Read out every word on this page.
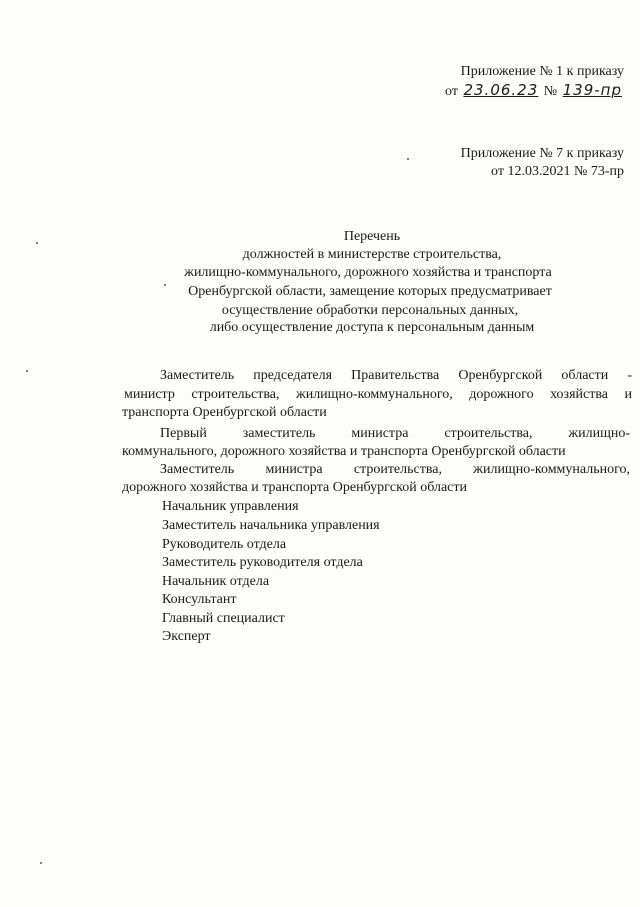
Приложение № 1 к приказу
от 23.06.23 № 139-пр
Приложение № 7 к приказу
от 12.03.2021 № 73-пр
Перечень
должностей в министерстве строительства,
жилищно-коммунального, дорожного хозяйства и транспорта
Оренбургской области, замещение которых предусматривает
осуществление обработки персональных данных,
либо осуществление доступа к персональным данным
Заместитель председателя Правительства Оренбургской области -
министр строительства, жилищно-коммунального, дорожного хозяйства и
транспорта Оренбургской области
Первый заместитель министра строительства, жилищно-
коммунального, дорожного хозяйства и транспорта Оренбургской области
Заместитель министра строительства, жилищно-коммунального,
дорожного хозяйства и транспорта Оренбургской области
Начальник управления
Заместитель начальника управления
Руководитель отдела
Заместитель руководителя отдела
Начальник отдела
Консультант
Главный специалист
Эксперт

_ _ _ _ _ _ _

> **Work to do**
Write out the full listing verbatim, excluding its pictures.

> **Exercise output**
Read out every word on this page.
Приложение № 1 к приказу
от 23.06.23 № 139-пр
Приложение № 7 к приказу
от 12.03.2021 № 73-пр
Перечень
должностей в министерстве строительства,
жилищно-коммунального, дорожного хозяйства и транспорта
Оренбургской области, замещение которых предусматривает
осуществление обработки персональных данных,
либо осуществление доступа к персональным данным
Заместитель председателя Правительства Оренбургской области -
министр строительства, жилищно-коммунального, дорожного хозяйства и
транспорта Оренбургской области
Первый заместитель министра строительства, жилищно-
коммунального, дорожного хозяйства и транспорта Оренбургской области
Заместитель министра строительства, жилищно-коммунального,
дорожного хозяйства и транспорта Оренбургской области
Начальник управления
Заместитель начальника управления
Руководитель отдела
Заместитель руководителя отдела
Начальник отдела
Консультант
Главный специалист
Эксперт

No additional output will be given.